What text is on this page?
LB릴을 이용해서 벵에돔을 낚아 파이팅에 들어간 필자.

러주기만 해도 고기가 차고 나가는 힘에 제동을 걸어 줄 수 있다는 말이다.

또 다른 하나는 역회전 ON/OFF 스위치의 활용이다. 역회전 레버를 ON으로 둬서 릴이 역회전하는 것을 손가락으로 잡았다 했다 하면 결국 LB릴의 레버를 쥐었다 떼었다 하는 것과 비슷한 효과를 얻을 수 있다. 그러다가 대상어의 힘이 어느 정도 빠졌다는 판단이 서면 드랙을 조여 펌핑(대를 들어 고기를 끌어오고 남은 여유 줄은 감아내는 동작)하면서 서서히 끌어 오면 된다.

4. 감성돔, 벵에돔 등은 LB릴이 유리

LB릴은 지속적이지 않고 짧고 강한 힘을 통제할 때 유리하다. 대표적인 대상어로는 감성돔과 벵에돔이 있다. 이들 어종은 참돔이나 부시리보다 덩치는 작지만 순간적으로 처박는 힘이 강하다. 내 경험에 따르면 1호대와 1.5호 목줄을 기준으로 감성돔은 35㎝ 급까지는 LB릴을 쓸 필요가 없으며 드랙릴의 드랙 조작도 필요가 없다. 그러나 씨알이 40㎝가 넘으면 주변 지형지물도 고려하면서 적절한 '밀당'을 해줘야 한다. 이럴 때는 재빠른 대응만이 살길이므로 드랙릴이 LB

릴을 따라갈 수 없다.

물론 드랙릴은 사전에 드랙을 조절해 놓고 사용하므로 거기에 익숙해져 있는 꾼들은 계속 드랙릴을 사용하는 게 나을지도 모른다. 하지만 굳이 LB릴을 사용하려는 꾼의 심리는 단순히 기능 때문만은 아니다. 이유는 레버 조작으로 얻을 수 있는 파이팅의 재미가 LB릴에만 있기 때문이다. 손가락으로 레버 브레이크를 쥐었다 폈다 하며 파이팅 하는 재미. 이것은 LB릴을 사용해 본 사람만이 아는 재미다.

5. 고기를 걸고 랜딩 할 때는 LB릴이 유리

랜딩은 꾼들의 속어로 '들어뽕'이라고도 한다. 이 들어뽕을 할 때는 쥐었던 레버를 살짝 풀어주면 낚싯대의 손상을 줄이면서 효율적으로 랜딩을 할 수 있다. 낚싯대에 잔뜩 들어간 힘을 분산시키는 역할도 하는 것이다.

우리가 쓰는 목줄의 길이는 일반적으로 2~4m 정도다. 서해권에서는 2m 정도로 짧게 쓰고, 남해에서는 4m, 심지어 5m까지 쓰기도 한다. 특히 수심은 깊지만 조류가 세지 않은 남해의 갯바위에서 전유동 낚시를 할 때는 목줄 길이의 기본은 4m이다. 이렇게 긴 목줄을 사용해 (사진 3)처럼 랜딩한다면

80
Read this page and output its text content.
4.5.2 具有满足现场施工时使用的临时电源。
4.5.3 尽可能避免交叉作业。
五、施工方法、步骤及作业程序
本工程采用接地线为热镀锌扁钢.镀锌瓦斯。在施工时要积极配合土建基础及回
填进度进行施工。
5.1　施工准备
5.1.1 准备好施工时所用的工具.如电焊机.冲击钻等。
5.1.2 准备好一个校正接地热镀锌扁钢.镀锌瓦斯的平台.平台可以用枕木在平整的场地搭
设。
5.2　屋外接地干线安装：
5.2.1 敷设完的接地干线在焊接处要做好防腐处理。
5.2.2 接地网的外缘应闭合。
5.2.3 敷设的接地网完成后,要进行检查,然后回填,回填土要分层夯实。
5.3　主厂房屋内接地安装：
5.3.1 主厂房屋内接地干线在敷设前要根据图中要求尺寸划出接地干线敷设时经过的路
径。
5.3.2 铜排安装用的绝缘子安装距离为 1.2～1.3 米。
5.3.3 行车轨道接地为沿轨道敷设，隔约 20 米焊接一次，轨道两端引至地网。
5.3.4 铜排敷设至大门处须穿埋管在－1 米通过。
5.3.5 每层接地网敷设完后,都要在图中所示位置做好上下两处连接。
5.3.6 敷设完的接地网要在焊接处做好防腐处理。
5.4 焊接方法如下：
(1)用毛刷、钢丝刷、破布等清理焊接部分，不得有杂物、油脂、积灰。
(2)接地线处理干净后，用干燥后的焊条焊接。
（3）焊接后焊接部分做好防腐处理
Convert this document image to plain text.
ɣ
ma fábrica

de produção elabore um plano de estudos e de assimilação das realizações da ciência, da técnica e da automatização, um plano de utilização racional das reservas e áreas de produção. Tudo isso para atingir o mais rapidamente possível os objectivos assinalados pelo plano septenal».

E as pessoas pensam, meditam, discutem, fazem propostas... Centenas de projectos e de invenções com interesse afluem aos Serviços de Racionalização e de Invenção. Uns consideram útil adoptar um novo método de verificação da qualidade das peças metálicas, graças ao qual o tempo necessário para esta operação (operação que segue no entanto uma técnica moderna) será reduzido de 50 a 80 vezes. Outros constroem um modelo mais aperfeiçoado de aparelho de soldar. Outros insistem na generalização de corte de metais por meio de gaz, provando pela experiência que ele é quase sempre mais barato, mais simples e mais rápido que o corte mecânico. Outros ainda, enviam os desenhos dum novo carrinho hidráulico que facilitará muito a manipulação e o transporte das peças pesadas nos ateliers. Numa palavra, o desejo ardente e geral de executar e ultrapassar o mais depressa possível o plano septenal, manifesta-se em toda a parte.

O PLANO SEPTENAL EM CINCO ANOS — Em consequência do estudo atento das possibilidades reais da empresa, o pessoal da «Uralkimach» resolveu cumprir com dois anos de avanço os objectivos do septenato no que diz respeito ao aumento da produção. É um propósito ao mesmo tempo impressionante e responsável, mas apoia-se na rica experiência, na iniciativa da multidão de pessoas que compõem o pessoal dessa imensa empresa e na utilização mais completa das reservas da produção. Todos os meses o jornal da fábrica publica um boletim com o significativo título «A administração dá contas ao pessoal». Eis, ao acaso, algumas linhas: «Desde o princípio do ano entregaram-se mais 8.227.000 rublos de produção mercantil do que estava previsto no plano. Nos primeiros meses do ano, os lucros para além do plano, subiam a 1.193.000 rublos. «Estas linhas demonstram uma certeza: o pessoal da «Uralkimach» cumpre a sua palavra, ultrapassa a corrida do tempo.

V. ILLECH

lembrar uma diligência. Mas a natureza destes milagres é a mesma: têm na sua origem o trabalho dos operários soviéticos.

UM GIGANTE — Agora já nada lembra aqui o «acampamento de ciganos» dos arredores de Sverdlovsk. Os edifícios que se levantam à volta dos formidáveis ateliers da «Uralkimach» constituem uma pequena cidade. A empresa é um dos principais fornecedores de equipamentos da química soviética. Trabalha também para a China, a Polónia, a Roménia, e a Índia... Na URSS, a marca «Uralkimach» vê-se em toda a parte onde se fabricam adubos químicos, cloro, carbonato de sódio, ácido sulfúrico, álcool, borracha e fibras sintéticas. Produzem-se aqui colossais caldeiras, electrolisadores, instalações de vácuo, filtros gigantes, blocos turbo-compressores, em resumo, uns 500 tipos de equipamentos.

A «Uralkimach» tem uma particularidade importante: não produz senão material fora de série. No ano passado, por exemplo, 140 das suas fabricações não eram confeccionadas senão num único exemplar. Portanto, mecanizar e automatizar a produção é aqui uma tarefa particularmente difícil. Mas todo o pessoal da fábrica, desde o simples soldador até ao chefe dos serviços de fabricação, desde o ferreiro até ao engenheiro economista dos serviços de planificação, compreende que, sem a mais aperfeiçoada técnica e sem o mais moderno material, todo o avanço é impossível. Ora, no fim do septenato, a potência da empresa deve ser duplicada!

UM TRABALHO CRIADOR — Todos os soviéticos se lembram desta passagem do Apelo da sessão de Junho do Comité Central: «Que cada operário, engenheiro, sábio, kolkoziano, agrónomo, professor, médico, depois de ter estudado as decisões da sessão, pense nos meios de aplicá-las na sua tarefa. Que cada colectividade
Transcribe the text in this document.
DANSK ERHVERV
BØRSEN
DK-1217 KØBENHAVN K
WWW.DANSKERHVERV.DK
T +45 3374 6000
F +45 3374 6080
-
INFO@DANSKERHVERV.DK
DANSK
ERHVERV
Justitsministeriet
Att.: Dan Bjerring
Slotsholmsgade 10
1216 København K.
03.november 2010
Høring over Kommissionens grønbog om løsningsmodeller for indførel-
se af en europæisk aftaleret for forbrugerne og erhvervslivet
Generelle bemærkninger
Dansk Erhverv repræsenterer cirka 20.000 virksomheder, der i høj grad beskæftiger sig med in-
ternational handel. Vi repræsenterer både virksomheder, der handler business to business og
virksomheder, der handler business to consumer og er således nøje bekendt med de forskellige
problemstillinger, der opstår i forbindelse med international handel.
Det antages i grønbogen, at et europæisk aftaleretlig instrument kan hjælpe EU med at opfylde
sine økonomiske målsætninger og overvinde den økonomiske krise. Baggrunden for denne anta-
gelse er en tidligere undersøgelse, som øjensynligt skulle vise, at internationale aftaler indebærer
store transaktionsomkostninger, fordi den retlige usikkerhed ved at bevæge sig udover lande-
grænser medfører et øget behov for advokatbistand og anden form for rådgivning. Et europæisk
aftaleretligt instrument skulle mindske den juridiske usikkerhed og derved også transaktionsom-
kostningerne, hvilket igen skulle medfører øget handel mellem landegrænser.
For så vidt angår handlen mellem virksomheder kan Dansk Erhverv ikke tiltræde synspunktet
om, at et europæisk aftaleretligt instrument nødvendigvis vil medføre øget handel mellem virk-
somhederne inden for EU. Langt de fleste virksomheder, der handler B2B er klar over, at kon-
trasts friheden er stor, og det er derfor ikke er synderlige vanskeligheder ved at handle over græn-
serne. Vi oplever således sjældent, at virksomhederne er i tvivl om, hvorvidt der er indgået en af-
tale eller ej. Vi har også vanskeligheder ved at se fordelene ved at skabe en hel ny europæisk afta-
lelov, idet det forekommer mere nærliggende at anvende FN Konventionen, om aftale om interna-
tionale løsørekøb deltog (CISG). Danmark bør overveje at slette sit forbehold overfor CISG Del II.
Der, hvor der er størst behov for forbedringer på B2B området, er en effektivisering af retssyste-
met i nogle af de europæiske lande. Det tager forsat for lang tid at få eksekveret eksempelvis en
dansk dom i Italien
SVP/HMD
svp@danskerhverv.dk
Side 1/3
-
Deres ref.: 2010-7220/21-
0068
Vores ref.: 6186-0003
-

■ ■ ■ ■ ■

What this task involves
Pick out and copy the lines of the material that include the word "LB릴이".

Response to this task
4. 감성돔, 벵에돔 등은 LB릴이 유리
5. 고기를 걸고 랜딩 할 때는 LB릴이 유리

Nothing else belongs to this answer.